>> Start
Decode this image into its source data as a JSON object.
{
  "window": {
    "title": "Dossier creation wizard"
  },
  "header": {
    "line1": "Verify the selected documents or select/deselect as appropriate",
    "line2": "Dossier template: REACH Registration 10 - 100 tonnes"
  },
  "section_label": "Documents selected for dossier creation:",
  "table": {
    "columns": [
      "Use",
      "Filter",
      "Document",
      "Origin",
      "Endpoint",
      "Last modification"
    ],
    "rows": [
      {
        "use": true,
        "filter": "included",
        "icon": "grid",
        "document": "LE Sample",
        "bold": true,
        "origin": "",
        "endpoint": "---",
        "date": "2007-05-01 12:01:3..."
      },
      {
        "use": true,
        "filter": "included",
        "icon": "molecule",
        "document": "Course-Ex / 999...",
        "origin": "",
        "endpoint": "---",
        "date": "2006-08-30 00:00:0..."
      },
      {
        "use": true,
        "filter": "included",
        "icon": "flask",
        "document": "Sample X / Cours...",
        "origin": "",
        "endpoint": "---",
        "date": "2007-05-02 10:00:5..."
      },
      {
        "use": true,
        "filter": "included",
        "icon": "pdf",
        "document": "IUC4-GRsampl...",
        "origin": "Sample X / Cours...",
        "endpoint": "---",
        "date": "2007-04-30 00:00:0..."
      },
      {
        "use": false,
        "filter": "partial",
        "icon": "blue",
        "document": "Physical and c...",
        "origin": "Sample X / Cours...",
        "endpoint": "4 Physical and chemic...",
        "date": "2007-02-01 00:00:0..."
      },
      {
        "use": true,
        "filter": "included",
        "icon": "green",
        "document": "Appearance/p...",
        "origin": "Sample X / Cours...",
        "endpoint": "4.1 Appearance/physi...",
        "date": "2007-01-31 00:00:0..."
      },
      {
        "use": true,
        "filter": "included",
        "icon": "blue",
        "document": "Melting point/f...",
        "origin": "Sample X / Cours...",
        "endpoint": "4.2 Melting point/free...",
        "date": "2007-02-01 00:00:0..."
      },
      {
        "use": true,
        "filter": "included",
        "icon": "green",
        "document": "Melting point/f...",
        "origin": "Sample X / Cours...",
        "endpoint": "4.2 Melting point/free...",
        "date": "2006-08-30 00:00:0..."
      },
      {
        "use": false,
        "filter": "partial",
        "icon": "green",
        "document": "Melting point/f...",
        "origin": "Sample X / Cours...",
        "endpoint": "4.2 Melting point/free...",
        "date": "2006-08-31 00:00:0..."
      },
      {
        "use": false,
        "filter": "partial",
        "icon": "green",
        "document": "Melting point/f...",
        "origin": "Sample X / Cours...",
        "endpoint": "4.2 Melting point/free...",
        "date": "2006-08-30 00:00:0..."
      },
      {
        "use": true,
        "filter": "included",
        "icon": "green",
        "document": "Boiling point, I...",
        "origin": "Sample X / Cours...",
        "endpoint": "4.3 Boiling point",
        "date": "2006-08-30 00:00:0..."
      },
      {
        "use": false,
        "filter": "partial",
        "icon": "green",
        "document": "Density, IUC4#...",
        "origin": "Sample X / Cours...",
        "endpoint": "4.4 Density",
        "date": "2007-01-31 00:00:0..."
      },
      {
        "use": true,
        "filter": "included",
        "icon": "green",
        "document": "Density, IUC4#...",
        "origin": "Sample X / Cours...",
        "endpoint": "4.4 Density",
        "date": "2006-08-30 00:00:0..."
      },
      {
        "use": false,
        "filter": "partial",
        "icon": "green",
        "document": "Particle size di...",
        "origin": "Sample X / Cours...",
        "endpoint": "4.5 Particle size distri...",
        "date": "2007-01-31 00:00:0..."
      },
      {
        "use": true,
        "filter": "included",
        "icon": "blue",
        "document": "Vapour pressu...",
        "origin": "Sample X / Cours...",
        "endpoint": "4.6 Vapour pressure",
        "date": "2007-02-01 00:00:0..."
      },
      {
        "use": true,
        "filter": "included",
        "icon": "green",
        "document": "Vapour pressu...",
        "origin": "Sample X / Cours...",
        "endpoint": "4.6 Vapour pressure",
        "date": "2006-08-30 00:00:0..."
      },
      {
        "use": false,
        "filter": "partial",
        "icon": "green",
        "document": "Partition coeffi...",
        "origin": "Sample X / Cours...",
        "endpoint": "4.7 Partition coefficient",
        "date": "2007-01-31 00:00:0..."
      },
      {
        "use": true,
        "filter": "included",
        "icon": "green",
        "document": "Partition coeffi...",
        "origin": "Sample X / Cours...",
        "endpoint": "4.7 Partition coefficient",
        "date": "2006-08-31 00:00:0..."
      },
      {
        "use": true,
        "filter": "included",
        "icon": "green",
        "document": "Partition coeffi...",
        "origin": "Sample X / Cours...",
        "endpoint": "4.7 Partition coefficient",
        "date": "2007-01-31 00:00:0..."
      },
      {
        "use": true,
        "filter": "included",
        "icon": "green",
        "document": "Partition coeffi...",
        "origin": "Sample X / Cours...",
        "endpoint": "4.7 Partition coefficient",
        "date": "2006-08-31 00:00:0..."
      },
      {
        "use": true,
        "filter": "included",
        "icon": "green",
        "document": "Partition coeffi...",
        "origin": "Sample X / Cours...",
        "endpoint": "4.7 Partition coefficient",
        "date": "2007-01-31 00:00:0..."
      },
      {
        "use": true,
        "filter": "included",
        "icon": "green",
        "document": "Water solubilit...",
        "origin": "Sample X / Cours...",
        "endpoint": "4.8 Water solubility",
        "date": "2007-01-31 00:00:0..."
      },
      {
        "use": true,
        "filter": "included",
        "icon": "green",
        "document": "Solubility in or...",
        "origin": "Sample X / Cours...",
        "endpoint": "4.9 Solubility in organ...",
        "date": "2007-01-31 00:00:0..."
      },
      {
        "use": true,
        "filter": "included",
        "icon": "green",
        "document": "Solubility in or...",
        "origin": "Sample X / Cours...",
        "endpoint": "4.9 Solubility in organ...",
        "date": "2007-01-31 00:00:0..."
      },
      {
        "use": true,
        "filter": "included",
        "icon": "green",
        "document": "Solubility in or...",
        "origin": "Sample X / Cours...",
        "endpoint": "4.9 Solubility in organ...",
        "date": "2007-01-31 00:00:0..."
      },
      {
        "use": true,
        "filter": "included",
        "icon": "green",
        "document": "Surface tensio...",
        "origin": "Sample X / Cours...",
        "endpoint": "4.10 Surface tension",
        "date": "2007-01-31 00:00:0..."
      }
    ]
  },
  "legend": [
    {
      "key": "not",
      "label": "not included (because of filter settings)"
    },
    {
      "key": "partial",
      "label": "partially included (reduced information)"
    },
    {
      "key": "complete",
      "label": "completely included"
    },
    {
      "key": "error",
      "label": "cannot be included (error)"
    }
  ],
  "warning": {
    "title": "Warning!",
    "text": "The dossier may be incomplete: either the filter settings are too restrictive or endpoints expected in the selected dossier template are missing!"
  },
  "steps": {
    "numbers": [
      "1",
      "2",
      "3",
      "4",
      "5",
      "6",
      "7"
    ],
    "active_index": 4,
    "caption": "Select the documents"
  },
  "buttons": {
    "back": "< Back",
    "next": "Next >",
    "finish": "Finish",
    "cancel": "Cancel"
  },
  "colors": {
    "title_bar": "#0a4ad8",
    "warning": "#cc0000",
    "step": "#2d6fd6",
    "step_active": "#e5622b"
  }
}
>> End
The records above are to be copied in full, exactly as written.

Decode this image into its source data as a JSON object.
{
  "window": {
    "title": "Dossier creation wizard"
  },
  "header": {
    "line1": "Verify the selected documents or select/deselect as appropriate",
    "line2": "Dossier template: REACH Registration 10 - 100 tonnes"
  },
  "section_label": "Documents selected for dossier creation:",
  "table": {
    "columns": [
      "Use",
      "Filter",
      "Document",
      "Origin",
      "Endpoint",
      "Last modification"
    ],
    "rows": [
      {
        "use": true,
        "filter": "included",
        "icon": "grid",
        "document": "LE Sample",
        "bold": true,
        "origin": "",
        "endpoint": "---",
        "date": "2007-05-01 12:01:3..."
      },
      {
        "use": true,
        "filter": "included",
        "icon": "molecule",
        "document": "Course-Ex / 999...",
        "origin": "",
        "endpoint": "---",
        "date": "2006-08-30 00:00:0..."
      },
      {
        "use": true,
        "filter": "included",
        "icon": "flask",
        "document": "Sample X / Cours...",
        "origin": "",
        "endpoint": "---",
        "date": "2007-05-02 10:00:5..."
      },
      {
        "use": true,
        "filter": "included",
        "icon": "pdf",
        "document": "IUC4-GRsampl...",
        "origin": "Sample X / Cours...",
        "endpoint": "---",
        "date": "2007-04-30 00:00:0..."
      },
      {
        "use": false,
        "filter": "partial",
        "icon": "blue",
        "document": "Physical and c...",
        "origin": "Sample X / Cours...",
        "endpoint": "4 Physical and chemic...",
        "date": "2007-02-01 00:00:0..."
      },
      {
        "use": true,
        "filter": "included",
        "icon": "green",
        "document": "Appearance/p...",
        "origin": "Sample X / Cours...",
        "endpoint": "4.1 Appearance/physi...",
        "date": "2007-01-31 00:00:0..."
      },
      {
        "use": true,
        "filter": "included",
        "icon": "blue",
        "document": "Melting point/f...",
        "origin": "Sample X / Cours...",
        "endpoint": "4.2 Melting point/free...",
        "date": "2007-02-01 00:00:0..."
      },
      {
        "use": true,
        "filter": "included",
        "icon": "green",
        "document": "Melting point/f...",
        "origin": "Sample X / Cours...",
        "endpoint": "4.2 Melting point/free...",
        "date": "2006-08-30 00:00:0..."
      },
      {
        "use": false,
        "filter": "partial",
        "icon": "green",
        "document": "Melting point/f...",
        "origin": "Sample X / Cours...",
        "endpoint": "4.2 Melting point/free...",
        "date": "2006-08-31 00:00:0..."
      },
      {
        "use": false,
        "filter": "partial",
        "icon": "green",
        "document": "Melting point/f...",
        "origin": "Sample X / Cours...",
        "endpoint": "4.2 Melting point/free...",
        "date": "2006-08-30 00:00:0..."
      },
      {
        "use": true,
        "filter": "included",
        "icon": "green",
        "document": "Boiling point, I...",
        "origin": "Sample X / Cours...",
        "endpoint": "4.3 Boiling point",
        "date": "2006-08-30 00:00:0..."
      },
      {
        "use": false,
        "filter": "partial",
        "icon": "green",
        "document": "Density, IUC4#...",
        "origin": "Sample X / Cours...",
        "endpoint": "4.4 Density",
        "date": "2007-01-31 00:00:0..."
      },
      {
        "use": true,
        "filter": "included",
        "icon": "green",
        "document": "Density, IUC4#...",
        "origin": "Sample X / Cours...",
        "endpoint": "4.4 Density",
        "date": "2006-08-30 00:00:0..."
      },
      {
        "use": false,
        "filter": "partial",
        "icon": "green",
        "document": "Particle size di...",
        "origin": "Sample X / Cours...",
        "endpoint": "4.5 Particle size distri...",
        "date": "2007-01-31 00:00:0..."
      },
      {
        "use": true,
        "filter": "included",
        "icon": "blue",
        "document": "Vapour pressu...",
        "origin": "Sample X / Cours...",
        "endpoint": "4.6 Vapour pressure",
        "date": "2007-02-01 00:00:0..."
      },
      {
        "use": true,
        "filter": "included",
        "icon": "green",
        "document": "Vapour pressu...",
        "origin": "Sample X / Cours...",
        "endpoint": "4.6 Vapour pressure",
        "date": "2006-08-30 00:00:0..."
      },
      {
        "use": false,
        "filter": "partial",
        "icon": "green",
        "document": "Partition coeffi...",
        "origin": "Sample X / Cours...",
        "endpoint": "4.7 Partition coefficient",
        "date": "2007-01-31 00:00:0..."
      },
      {
        "use": true,
        "filter": "included",
        "icon": "green",
        "document": "Partition coeffi...",
        "origin": "Sample X / Cours...",
        "endpoint": "4.7 Partition coefficient",
        "date": "2006-08-31 00:00:0..."
      },
      {
        "use": true,
        "filter": "included",
        "icon": "green",
        "document": "Partition coeffi...",
        "origin": "Sample X / Cours...",
        "endpoint": "4.7 Partition coefficient",
        "date": "2007-01-31 00:00:0..."
      },
      {
        "use": true,
        "filter": "included",
        "icon": "green",
        "document": "Partition coeffi...",
        "origin": "Sample X / Cours...",
        "endpoint": "4.7 Partition coefficient",
        "date": "2006-08-31 00:00:0..."
      },
      {
        "use": true,
        "filter": "included",
        "icon": "green",
        "document": "Partition coeffi...",
        "origin": "Sample X / Cours...",
        "endpoint": "4.7 Partition coefficient",
        "date": "2007-01-31 00:00:0..."
      },
      {
        "use": true,
        "filter": "included",
        "icon": "green",
        "document": "Water solubilit...",
        "origin": "Sample X / Cours...",
        "endpoint": "4.8 Water solubility",
        "date": "2007-01-31 00:00:0..."
      },
      {
        "use": true,
        "filter": "included",
        "icon": "green",
        "document": "Solubility in or...",
        "origin": "Sample X / Cours...",
        "endpoint": "4.9 Solubility in organ...",
        "date": "2007-01-31 00:00:0..."
      },
      {
        "use": true,
        "filter": "included",
        "icon": "green",
        "document": "Solubility in or...",
        "origin": "Sample X / Cours...",
        "endpoint": "4.9 Solubility in organ...",
        "date": "2007-01-31 00:00:0..."
      },
      {
        "use": true,
        "filter": "included",
        "icon": "green",
        "document": "Solubility in or...",
        "origin": "Sample X / Cours...",
        "endpoint": "4.9 Solubility in organ...",
        "date": "2007-01-31 00:00:0..."
      },
      {
        "use": true,
        "filter": "included",
        "icon": "green",
        "document": "Surface tensio...",
        "origin": "Sample X / Cours...",
        "endpoint": "4.10 Surface tension",
        "date": "2007-01-31 00:00:0..."
      }
    ]
  },
  "legend": [
    {
      "key": "not",
      "label": "not included (because of filter settings)"
    },
    {
      "key": "partial",
      "label": "partially included (reduced information)"
    },
    {
      "key": "complete",
      "label": "completely included"
    },
    {
      "key": "error",
      "label": "cannot be included (error)"
    }
  ],
  "warning": {
    "title": "Warning!",
    "text": "The dossier may be incomplete: either the filter settings are too restrictive or endpoints expected in the selected dossier template are missing!"
  },
  "steps": {
    "numbers": [
      "1",
      "2",
      "3",
      "4",
      "5",
      "6",
      "7"
    ],
    "active_index": 4,
    "caption": "Select the documents"
  },
  "buttons": {
    "back": "< Back",
    "next": "Next >",
    "finish": "Finish",
    "cancel": "Cancel"
  },
  "colors": {
    "title_bar": "#0a4ad8",
    "warning": "#cc0000",
    "step": "#2d6fd6",
    "step_active": "#e5622b"
  }
}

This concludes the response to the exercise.